◆ PROBLEM DESCRIPTION ◆
What lines below include the string "reduces"? Pick them out and copy them.

◆ TASK DATA ◆
☆ ☆ ☆ ☆ ☆ ☆ ☆

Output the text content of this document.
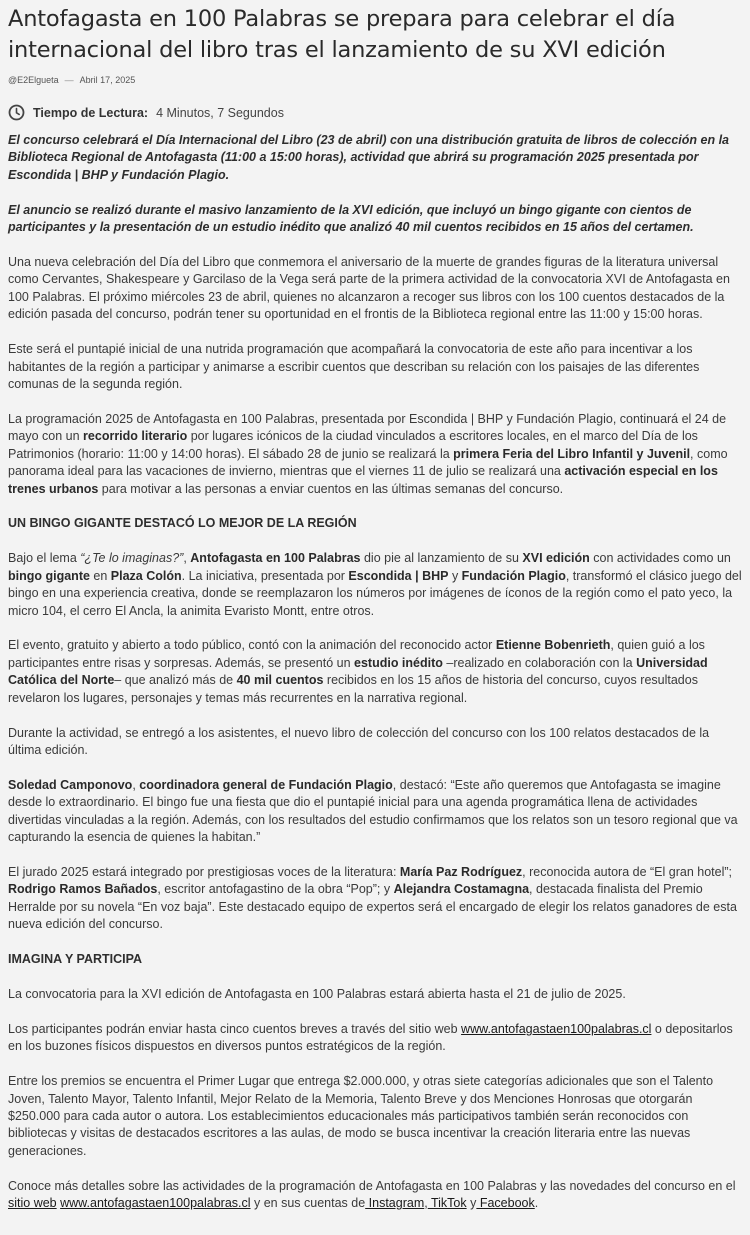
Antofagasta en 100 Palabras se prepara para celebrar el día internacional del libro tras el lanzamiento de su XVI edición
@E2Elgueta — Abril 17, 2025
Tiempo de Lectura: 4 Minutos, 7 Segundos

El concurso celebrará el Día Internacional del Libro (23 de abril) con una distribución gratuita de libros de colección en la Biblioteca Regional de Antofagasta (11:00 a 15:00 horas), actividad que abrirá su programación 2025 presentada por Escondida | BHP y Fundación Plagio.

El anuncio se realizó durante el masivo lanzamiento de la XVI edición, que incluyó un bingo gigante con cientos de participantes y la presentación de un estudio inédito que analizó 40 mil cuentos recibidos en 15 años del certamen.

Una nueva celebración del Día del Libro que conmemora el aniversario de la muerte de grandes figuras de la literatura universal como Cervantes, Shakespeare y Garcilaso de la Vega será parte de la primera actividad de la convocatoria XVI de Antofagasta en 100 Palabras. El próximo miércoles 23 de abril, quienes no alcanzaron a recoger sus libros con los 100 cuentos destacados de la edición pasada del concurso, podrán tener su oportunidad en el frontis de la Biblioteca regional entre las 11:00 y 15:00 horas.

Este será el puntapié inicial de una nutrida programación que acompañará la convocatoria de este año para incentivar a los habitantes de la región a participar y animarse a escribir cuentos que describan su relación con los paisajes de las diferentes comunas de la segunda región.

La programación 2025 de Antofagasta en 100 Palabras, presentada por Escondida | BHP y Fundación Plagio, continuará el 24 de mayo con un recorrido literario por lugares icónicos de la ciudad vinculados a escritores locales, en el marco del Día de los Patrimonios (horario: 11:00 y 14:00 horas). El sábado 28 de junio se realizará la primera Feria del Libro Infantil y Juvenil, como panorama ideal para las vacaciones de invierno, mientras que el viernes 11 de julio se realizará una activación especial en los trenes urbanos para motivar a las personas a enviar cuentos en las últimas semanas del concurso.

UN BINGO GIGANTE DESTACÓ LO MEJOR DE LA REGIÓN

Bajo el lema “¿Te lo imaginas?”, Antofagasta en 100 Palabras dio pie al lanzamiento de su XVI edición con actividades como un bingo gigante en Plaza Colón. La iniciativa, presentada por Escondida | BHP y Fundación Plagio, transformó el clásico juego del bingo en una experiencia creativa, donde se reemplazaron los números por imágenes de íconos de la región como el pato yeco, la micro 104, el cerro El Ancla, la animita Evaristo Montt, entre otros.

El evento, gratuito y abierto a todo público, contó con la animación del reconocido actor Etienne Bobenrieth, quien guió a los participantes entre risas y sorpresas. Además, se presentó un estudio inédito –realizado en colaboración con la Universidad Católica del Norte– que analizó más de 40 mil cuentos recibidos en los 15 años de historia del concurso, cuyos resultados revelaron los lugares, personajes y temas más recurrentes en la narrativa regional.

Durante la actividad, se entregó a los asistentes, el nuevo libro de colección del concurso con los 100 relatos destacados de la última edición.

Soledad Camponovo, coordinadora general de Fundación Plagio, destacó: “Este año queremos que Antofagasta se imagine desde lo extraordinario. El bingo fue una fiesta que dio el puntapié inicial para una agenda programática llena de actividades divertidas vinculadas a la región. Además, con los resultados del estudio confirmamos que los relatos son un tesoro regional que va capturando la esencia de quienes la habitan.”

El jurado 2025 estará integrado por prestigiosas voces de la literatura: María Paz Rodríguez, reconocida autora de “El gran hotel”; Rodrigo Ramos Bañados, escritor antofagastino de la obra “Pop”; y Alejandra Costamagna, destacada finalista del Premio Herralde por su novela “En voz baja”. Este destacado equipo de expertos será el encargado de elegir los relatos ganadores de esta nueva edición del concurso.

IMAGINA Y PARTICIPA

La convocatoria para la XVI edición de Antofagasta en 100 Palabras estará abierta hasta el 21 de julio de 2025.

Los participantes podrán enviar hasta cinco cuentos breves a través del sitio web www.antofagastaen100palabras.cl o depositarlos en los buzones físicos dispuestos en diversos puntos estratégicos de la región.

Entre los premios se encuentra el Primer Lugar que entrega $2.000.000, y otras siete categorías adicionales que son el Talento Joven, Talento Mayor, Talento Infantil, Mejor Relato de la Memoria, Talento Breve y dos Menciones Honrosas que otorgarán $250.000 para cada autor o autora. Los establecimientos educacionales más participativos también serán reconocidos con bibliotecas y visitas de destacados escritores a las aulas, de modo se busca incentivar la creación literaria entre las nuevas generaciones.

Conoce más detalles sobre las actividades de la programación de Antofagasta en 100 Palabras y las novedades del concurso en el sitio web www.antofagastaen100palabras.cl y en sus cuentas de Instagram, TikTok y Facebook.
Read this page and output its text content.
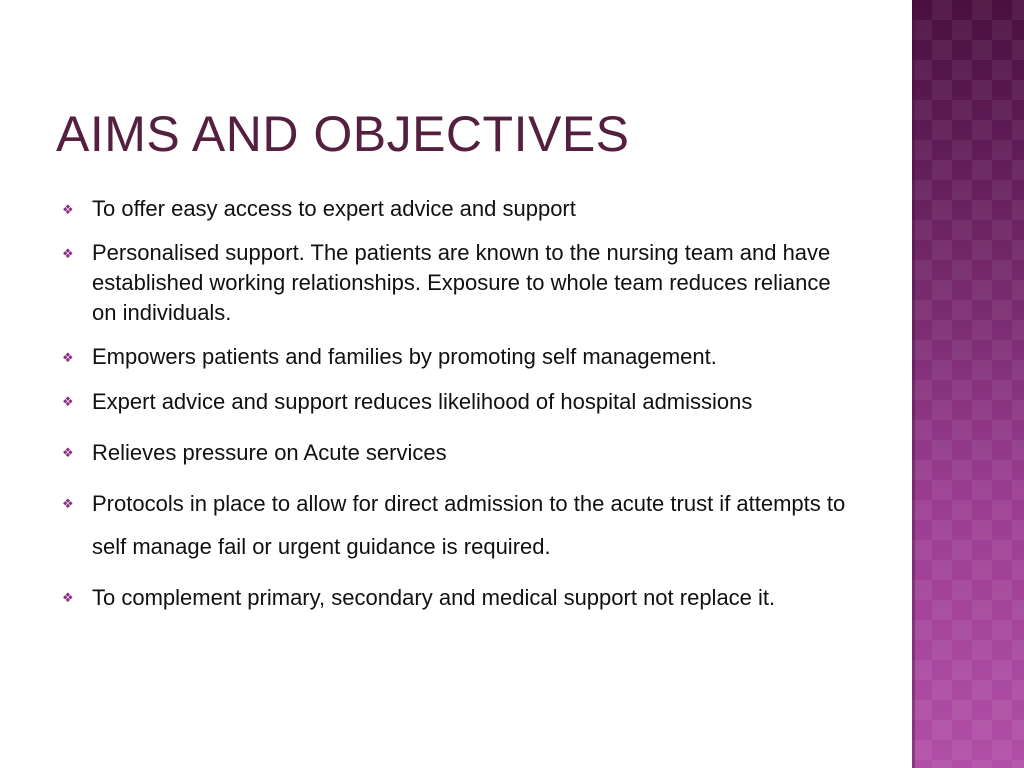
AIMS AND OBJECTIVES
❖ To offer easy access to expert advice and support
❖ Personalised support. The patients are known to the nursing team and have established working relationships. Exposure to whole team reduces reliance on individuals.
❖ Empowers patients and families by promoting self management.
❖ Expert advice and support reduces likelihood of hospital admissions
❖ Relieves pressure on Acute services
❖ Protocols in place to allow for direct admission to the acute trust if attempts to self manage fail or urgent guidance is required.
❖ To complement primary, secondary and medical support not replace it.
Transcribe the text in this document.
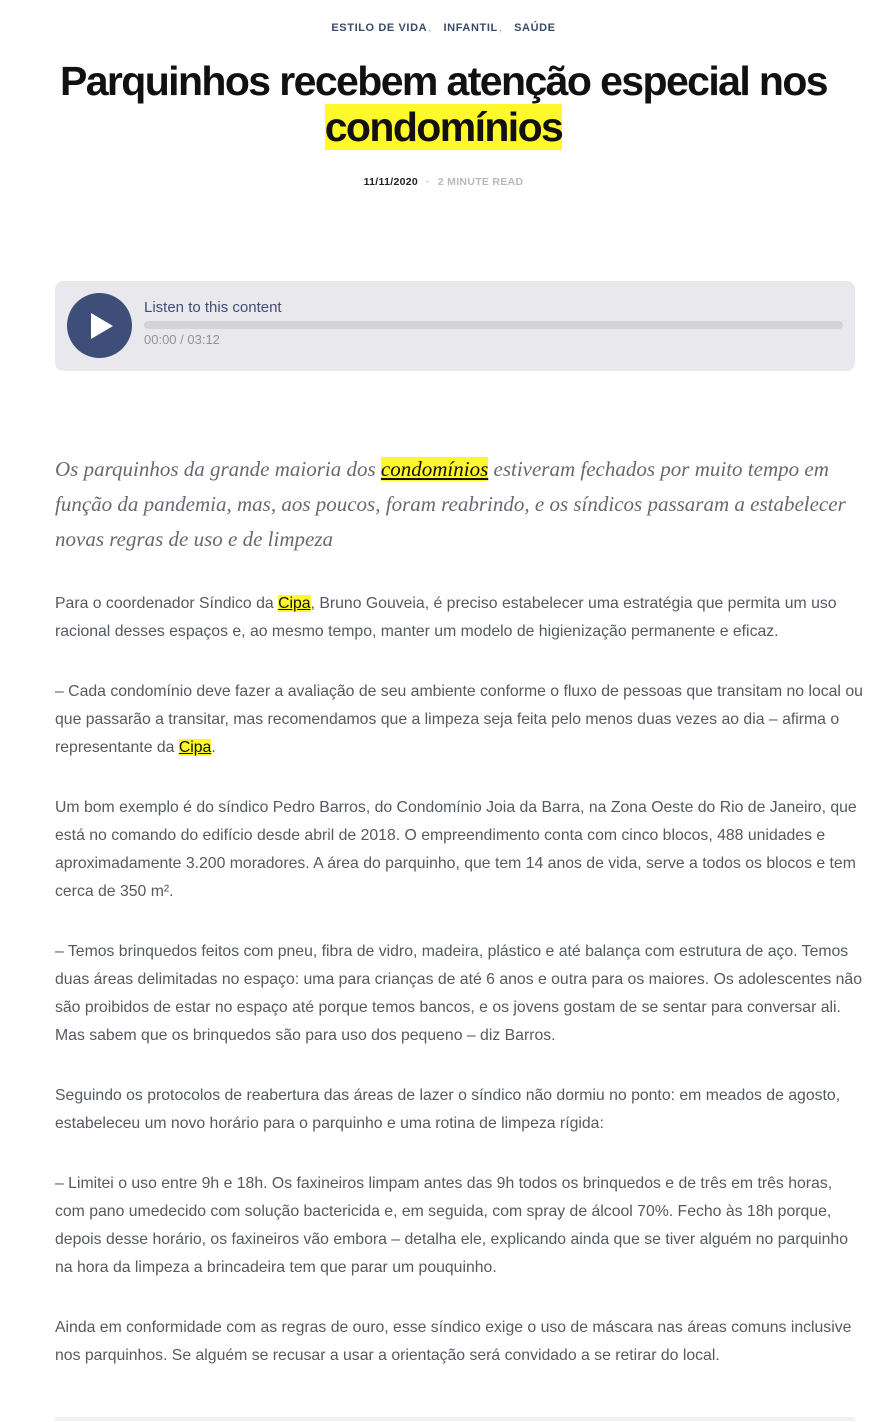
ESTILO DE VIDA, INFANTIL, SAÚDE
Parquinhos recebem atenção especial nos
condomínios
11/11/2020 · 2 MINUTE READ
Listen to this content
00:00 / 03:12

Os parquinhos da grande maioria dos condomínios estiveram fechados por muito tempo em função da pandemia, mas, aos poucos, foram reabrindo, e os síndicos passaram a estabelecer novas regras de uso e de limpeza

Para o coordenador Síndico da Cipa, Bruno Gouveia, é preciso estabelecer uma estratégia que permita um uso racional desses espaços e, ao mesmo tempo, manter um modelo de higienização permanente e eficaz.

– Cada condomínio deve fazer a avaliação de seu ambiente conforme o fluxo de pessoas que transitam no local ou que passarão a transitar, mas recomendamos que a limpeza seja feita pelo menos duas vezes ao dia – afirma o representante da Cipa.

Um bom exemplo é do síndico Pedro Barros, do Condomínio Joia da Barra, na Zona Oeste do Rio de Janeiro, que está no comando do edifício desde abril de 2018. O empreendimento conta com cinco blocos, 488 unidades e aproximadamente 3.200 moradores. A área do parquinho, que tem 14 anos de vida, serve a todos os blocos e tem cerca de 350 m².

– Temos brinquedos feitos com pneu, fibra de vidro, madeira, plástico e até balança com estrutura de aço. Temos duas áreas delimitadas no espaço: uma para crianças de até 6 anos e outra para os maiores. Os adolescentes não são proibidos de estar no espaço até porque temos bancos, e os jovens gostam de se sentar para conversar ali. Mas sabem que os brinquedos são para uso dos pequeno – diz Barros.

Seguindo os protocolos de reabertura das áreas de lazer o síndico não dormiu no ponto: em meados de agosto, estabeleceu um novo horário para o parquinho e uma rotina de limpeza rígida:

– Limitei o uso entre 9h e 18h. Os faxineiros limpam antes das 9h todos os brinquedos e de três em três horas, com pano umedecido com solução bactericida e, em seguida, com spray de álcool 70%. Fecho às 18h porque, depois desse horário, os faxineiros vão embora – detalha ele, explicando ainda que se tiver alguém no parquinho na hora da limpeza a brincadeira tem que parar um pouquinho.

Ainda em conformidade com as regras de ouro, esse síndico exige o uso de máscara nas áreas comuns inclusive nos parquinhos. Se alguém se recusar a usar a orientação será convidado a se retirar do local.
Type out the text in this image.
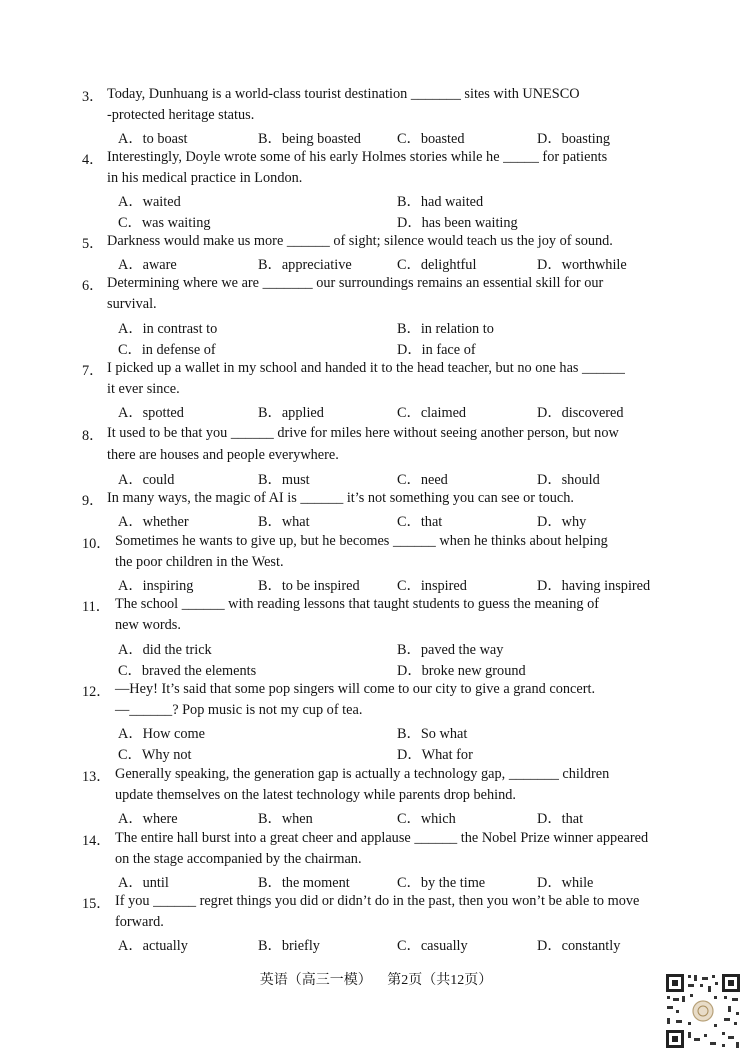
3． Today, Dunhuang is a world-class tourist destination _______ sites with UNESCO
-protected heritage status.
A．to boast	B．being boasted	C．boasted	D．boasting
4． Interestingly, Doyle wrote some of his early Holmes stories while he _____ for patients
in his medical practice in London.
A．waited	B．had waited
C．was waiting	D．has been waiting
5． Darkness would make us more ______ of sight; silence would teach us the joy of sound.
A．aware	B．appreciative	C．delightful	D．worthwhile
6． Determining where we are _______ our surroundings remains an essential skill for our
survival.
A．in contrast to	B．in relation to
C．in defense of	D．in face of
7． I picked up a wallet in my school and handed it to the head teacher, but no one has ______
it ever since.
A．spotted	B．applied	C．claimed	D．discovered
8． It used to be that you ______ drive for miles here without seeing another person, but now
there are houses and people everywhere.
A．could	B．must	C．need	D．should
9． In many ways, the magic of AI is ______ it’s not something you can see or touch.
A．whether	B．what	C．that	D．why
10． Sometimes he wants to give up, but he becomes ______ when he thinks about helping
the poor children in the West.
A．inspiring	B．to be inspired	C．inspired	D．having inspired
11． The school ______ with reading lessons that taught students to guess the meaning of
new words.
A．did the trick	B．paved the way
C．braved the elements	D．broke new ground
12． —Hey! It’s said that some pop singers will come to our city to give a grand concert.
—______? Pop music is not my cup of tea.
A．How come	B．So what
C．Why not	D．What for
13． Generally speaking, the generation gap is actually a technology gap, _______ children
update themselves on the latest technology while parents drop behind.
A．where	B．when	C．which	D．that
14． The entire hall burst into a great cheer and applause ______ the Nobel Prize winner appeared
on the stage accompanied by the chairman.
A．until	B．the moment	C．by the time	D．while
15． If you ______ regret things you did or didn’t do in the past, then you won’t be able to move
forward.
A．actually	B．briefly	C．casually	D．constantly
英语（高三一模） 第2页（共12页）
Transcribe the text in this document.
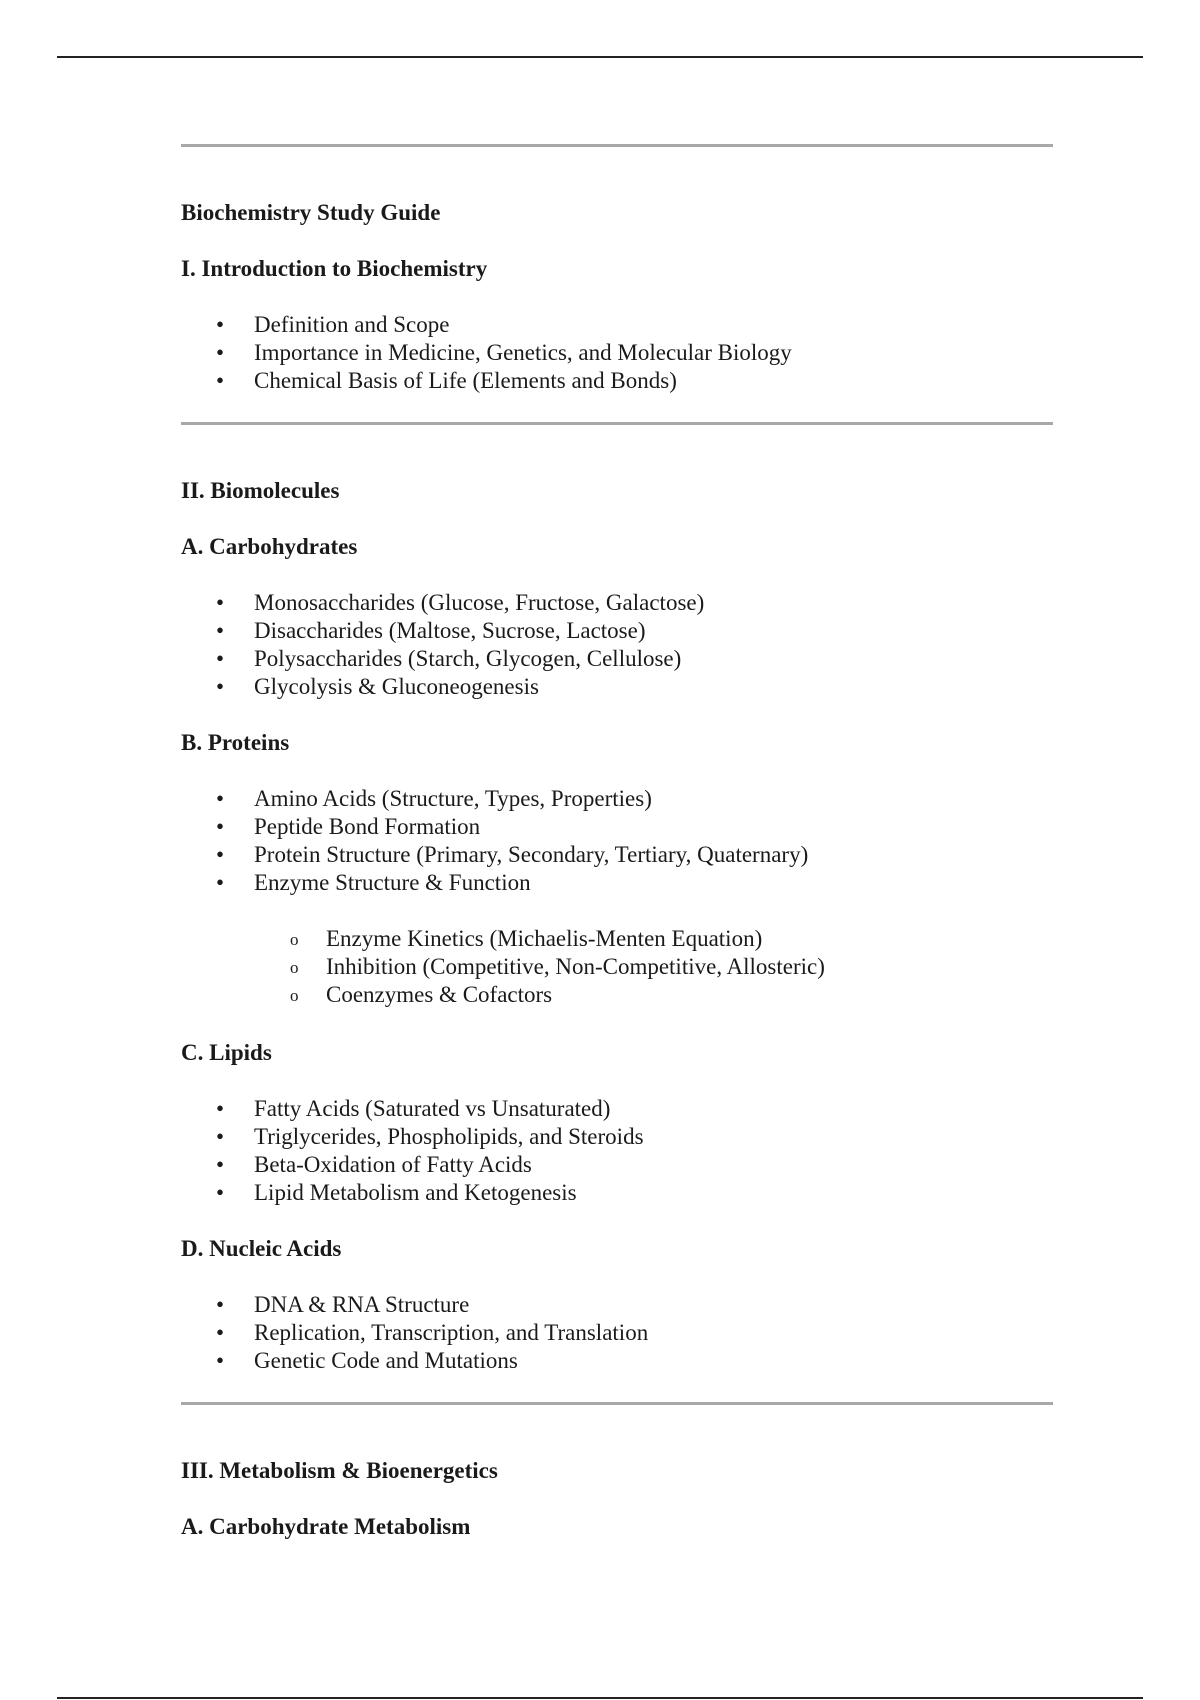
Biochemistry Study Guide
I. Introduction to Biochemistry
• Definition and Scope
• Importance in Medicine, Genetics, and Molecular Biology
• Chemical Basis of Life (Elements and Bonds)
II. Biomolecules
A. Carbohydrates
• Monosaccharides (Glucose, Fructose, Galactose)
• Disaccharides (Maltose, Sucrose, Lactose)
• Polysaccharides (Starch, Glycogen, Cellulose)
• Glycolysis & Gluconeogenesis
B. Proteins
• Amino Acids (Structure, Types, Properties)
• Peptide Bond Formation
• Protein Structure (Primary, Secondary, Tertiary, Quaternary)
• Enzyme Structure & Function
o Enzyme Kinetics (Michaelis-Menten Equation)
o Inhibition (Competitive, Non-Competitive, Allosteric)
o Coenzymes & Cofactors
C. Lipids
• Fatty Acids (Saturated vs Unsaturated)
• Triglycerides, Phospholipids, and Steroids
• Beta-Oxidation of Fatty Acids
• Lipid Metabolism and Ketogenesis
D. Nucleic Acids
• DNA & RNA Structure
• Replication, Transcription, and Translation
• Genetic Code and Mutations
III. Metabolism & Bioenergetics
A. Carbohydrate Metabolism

☆ ☆ ☆ ☆ ☆ ☆ ☆

◆ RESPONSE TO THIS EXERCISE ◆
❖ Personalised support. The patients are known to the nursing team and have established working relationships. Exposure to whole team reduces reliance on individuals.
❖ Expert advice and support reduces likelihood of hospital admissions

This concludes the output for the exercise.